═════ Passage shown ═════

On Fri, Nov 25, 2016 at 8:23 PM, Michal Privoznik <mprivozn(a)redhat.com>
wrote:
On 25.11.2016 18:33, Roman Mohr wrote:
> On Fri, Nov 25, 2016 at 6:04 PM, Michal Privoznik <mprivozn(a)redhat.com>
> wrote:
>
>> On 25.11.2016 17:54, Roman Mohr wrote:
>>> On Fri, Nov 25, 2016 at 4:34 PM, Michal Privoznik <mprivozn(a)redhat.com
>
>>> wrote:
>>>
>>>> On 25.11.2016 14:38, Roman Mohr wrote:
>>>>> Hi,
>>>>>
>>>>> I recently started to use the libvirt domain events. With them I
>> increase
>>>>> the responsiveness of my VM state wachers.
>>>>> In general it works pretty well. I just listen to the events and do
a
>>>>> periodic resync to cope with missed events.
>>>>>
>>>>> While watching the events I ran into a few interesting situations I
>>>> wanted
>>>>> to share. The points 1-3 describe some minor issues or
irregularities.
>>>>> Point 4 is about the fact that domain and state updates are not
>> versioned
>>>>> which makes it very hard to stay in sync with libvirt when using
>> events.
>>>>>
>>>>> My libvirt version is 1.2.18.4.
>>>>
>>>> This might be the root cause. I'm unable to see some of the
scenarios
>>>> you're seeing. Have you tried the latest release (or even git HEAD)
to
>>>> check whether all the scenarios you are describing still stand?
>>>>
>>>
>>> Definitely better with latest HEAD but still it does not look
completely
>>> right.

═════

According to the mailing list thread above, which libvirt version was Roman Mohr using?

═════ Given information ═════

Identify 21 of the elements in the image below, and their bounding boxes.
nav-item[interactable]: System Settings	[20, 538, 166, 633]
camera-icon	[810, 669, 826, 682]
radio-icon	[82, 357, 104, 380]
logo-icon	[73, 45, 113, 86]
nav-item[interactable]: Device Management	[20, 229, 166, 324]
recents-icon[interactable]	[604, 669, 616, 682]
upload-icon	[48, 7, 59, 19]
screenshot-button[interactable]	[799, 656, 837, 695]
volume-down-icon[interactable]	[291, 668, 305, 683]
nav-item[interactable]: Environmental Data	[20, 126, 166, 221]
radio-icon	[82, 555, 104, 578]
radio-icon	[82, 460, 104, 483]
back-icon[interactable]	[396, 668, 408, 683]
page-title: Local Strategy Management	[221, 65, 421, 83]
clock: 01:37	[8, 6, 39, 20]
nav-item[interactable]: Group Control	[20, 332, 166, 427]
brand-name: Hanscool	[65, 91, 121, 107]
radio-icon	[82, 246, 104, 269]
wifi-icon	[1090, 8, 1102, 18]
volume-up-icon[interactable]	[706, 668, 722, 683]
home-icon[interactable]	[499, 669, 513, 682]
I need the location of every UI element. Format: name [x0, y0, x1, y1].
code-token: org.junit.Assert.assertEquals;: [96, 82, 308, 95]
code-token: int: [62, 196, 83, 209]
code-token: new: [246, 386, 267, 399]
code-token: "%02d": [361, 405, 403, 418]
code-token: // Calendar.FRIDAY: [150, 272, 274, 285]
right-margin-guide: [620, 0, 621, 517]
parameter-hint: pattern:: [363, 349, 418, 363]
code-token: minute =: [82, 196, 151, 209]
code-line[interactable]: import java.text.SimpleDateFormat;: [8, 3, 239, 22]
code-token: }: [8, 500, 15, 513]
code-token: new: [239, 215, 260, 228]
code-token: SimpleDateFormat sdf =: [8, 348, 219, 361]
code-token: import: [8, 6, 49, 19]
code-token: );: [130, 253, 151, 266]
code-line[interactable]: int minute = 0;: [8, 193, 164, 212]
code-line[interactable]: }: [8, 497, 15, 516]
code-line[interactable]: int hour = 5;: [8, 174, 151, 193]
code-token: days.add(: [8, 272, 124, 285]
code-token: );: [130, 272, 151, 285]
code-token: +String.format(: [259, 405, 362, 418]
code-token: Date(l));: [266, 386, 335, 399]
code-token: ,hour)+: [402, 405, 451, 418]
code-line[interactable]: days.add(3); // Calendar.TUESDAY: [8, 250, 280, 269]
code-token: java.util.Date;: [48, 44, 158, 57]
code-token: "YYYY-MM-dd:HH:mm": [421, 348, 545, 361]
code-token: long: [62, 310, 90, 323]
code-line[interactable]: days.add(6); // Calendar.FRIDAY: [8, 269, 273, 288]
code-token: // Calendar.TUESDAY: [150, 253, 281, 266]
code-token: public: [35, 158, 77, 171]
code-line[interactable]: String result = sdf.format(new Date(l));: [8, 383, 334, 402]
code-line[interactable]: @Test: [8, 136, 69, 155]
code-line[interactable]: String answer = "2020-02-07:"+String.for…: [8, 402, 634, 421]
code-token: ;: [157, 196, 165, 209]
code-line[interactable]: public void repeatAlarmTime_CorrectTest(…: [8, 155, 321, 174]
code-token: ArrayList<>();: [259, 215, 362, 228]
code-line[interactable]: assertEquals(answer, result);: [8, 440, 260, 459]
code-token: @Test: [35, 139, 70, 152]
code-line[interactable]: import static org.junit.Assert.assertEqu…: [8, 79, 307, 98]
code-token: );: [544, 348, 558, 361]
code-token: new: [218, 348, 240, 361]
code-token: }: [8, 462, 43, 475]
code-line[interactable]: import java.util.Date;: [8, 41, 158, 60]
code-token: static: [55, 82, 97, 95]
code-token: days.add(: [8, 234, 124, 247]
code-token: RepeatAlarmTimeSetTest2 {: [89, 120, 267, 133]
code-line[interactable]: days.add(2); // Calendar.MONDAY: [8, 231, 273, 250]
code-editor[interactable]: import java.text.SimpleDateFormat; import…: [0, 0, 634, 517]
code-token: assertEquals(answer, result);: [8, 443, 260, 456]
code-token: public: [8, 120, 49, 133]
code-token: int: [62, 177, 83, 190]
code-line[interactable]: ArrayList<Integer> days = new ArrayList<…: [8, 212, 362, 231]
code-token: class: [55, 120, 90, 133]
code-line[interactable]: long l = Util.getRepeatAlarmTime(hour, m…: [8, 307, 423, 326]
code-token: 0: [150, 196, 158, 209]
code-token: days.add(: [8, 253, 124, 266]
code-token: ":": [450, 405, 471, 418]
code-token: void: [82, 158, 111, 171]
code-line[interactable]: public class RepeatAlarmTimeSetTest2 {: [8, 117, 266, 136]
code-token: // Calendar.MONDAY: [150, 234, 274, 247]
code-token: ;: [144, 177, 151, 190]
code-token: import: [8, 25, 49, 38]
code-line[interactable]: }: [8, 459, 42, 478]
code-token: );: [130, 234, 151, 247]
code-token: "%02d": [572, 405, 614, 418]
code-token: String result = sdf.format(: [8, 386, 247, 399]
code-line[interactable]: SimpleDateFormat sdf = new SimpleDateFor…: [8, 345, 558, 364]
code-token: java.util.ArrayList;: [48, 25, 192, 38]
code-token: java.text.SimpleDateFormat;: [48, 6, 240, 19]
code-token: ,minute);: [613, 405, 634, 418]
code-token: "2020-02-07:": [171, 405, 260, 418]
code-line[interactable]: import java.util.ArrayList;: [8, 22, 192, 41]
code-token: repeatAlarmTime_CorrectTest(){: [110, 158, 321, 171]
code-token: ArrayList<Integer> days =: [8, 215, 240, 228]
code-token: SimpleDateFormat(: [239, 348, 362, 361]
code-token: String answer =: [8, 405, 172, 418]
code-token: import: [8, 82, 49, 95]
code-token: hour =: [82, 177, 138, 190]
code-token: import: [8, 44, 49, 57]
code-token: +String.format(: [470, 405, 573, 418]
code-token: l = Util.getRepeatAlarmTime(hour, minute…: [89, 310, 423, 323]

═════

## Answer to the exercise
1.2.18.4